- What the task asks
Output every entry exactly as written, skipping any pictures.

- Provided records
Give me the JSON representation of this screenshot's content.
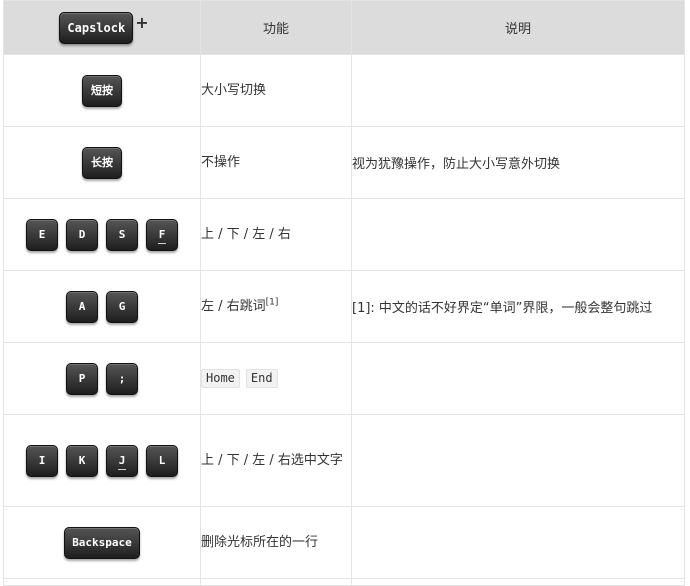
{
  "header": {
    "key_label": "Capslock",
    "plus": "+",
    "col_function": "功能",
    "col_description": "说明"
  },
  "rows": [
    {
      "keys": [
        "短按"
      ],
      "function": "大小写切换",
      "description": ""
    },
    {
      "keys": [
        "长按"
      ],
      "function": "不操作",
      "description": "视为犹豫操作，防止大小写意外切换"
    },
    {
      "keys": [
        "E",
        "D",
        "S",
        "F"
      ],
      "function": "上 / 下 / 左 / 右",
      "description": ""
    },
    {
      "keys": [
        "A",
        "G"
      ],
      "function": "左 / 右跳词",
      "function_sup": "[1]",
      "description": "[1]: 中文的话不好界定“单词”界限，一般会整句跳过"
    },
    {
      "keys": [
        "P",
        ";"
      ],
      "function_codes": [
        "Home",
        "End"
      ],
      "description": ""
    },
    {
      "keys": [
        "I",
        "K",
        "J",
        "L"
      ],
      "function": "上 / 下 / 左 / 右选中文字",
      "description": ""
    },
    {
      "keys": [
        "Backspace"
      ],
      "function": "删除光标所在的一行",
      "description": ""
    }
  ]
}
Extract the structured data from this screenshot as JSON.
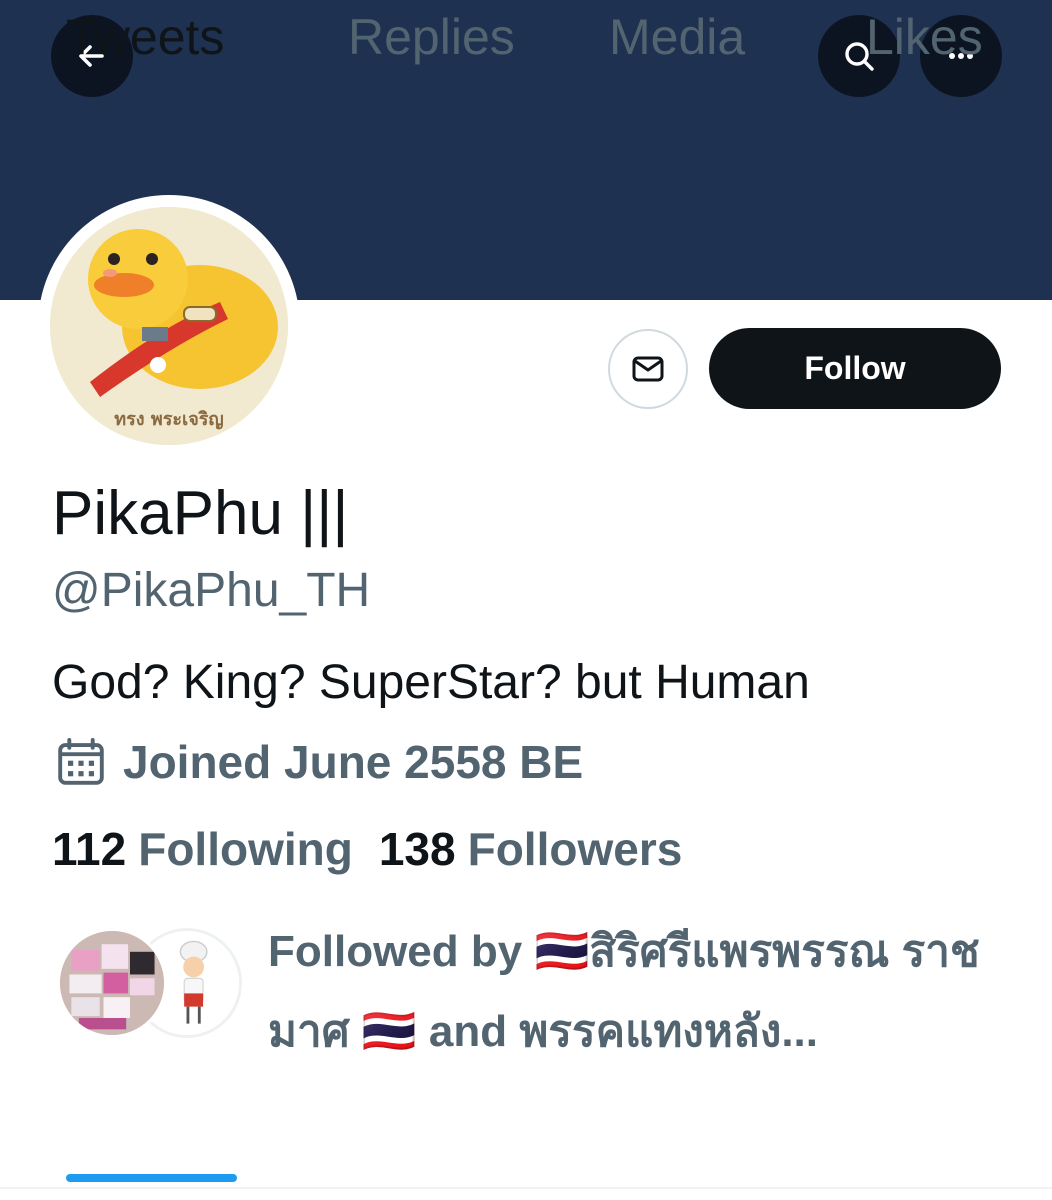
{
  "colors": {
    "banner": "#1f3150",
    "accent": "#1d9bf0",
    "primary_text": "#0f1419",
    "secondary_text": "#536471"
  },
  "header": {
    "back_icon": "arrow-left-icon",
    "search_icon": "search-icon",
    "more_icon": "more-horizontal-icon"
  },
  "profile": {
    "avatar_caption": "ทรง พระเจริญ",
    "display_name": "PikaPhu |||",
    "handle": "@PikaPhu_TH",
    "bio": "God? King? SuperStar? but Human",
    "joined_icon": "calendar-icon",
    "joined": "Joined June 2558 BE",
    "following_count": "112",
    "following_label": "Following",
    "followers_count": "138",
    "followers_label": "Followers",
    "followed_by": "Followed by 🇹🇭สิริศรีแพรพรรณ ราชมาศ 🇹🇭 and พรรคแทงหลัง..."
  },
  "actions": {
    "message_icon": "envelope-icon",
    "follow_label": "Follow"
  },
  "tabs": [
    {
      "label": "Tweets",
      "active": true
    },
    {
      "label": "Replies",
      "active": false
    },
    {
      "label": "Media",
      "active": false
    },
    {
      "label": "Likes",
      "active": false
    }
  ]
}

- Task response
Give me the JSON representation of this screenshot's content.
{
  "header": {
    "key_label": "Capslock",
    "plus": "+",
    "col_function": "功能",
    "col_description": "说明"
  },
  "rows": [
    {
      "keys": [
        "短按"
      ],
      "function": "大小写切换",
      "description": ""
    },
    {
      "keys": [
        "长按"
      ],
      "function": "不操作",
      "description": "视为犹豫操作，防止大小写意外切换"
    },
    {
      "keys": [
        "E",
        "D",
        "S",
        "F"
      ],
      "function": "上 / 下 / 左 / 右",
      "description": ""
    },
    {
      "keys": [
        "A",
        "G"
      ],
      "function": "左 / 右跳词",
      "function_sup": "[1]",
      "description": "[1]: 中文的话不好界定“单词”界限，一般会整句跳过"
    },
    {
      "keys": [
        "P",
        ";"
      ],
      "function_codes": [
        "Home",
        "End"
      ],
      "description": ""
    },
    {
      "keys": [
        "I",
        "K",
        "J",
        "L"
      ],
      "function": "上 / 下 / 左 / 右选中文字",
      "description": ""
    },
    {
      "keys": [
        "Backspace"
      ],
      "function": "删除光标所在的一行",
      "description": ""
    }
  ]
}
Extract the structured data from this screenshot as JSON.
{
  "colors": {
    "banner": "#1f3150",
    "accent": "#1d9bf0",
    "primary_text": "#0f1419",
    "secondary_text": "#536471"
  },
  "header": {
    "back_icon": "arrow-left-icon",
    "search_icon": "search-icon",
    "more_icon": "more-horizontal-icon"
  },
  "profile": {
    "avatar_caption": "ทรง พระเจริญ",
    "display_name": "PikaPhu |||",
    "handle": "@PikaPhu_TH",
    "bio": "God? King? SuperStar? but Human",
    "joined_icon": "calendar-icon",
    "joined": "Joined June 2558 BE",
    "following_count": "112",
    "following_label": "Following",
    "followers_count": "138",
    "followers_label": "Followers",
    "followed_by": "Followed by 🇹🇭สิริศรีแพรพรรณ ราชมาศ 🇹🇭 and พรรคแทงหลัง..."
  },
  "actions": {
    "message_icon": "envelope-icon",
    "follow_label": "Follow"
  },
  "tabs": [
    {
      "label": "Tweets",
      "active": true
    },
    {
      "label": "Replies",
      "active": false
    },
    {
      "label": "Media",
      "active": false
    },
    {
      "label": "Likes",
      "active": false
    }
  ]
}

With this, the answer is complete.